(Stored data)
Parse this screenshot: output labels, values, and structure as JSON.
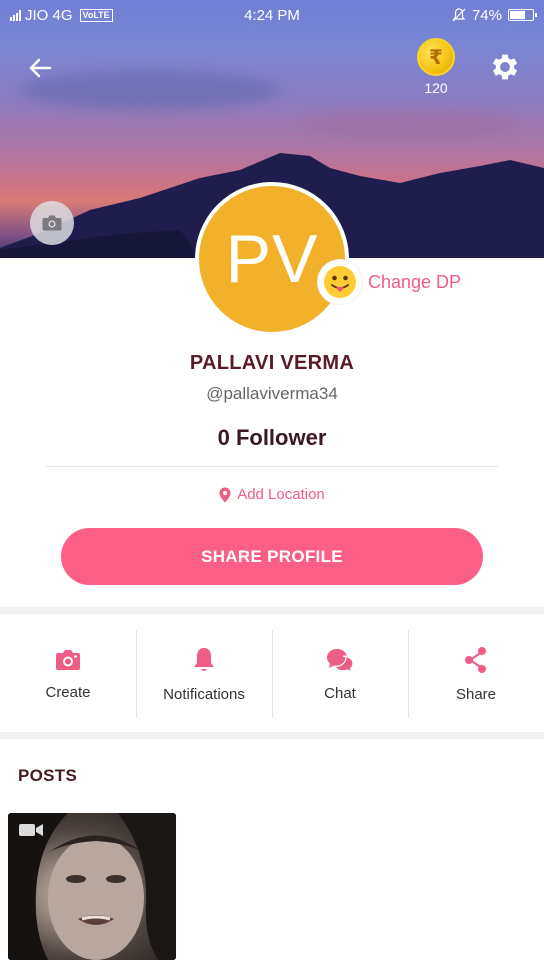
{
  "status_bar": {
    "carrier": "JIO 4G",
    "volte": "VoLTE",
    "time": "4:24 PM",
    "battery": "74%",
    "battery_level": 0.74
  },
  "header": {
    "coin_symbol": "₹",
    "coin_count": "120"
  },
  "profile": {
    "initials": "PV",
    "change_dp_label": "Change DP",
    "name": "PALLAVI VERMA",
    "handle": "@pallaviverma34",
    "followers": "0 Follower",
    "add_location": "Add Location",
    "share_button": "SHARE PROFILE",
    "avatar_color": "#f2b12b"
  },
  "actions": [
    {
      "label": "Create",
      "icon": "camera-icon"
    },
    {
      "label": "Notifications",
      "icon": "bell-icon"
    },
    {
      "label": "Chat",
      "icon": "chat-icon"
    },
    {
      "label": "Share",
      "icon": "share-icon"
    }
  ],
  "posts": {
    "title": "POSTS"
  },
  "colors": {
    "accent": "#fb5f86",
    "accent_text": "#ee5d83",
    "name_color": "#5a1a28"
  }
}
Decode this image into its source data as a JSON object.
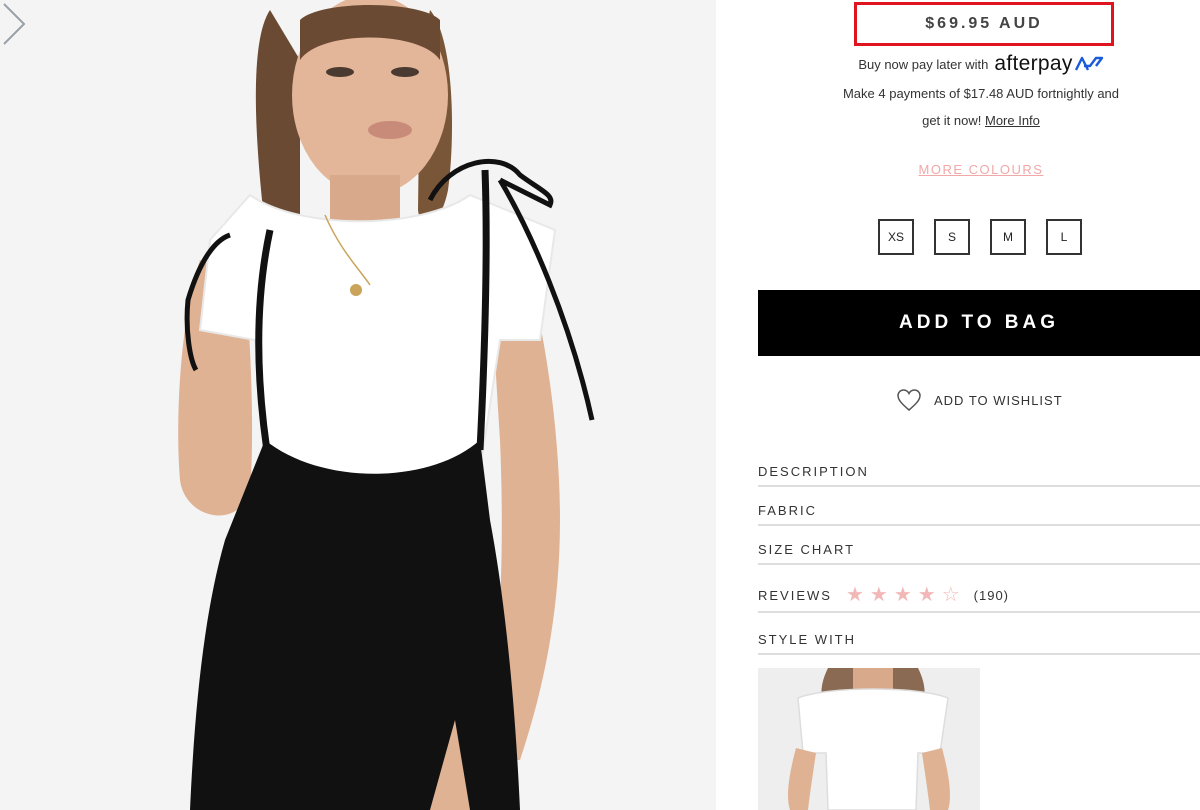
{
  "product": {
    "price": "$69.95 AUD"
  },
  "afterpay": {
    "intro": "Buy now pay later with",
    "logo_text": "afterpay",
    "payments": "Make 4 payments of $17.48 AUD fortnightly and",
    "get_it": "get it now!",
    "more_info": "More Info"
  },
  "more_colours": "MORE COLOURS",
  "sizes": [
    "XS",
    "S",
    "M",
    "L"
  ],
  "add_to_bag": "ADD TO BAG",
  "wishlist": {
    "label": "ADD TO WISHLIST",
    "icon": "heart-outline"
  },
  "accordion": {
    "description": "DESCRIPTION",
    "fabric": "FABRIC",
    "size_chart": "SIZE CHART",
    "reviews": "REVIEWS",
    "review_count": "(190)",
    "rating": 4.5,
    "style_with": "STYLE WITH"
  },
  "colors": {
    "price_highlight": "#e0141e",
    "more_colours": "#f0a8a8",
    "stars": "#f2b8b8",
    "button": "#000000"
  },
  "icons": {
    "carousel_next": "chevron-right-icon",
    "wishlist": "heart-icon"
  }
}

### [TASK TO COMPLETE]
Copy every line of the listing that includes the string "JSON".

### [TASK ANSWER]
Parse this screenshot: output labels, values, and structure as JSON.
Decode this image into its source data as a JSON object.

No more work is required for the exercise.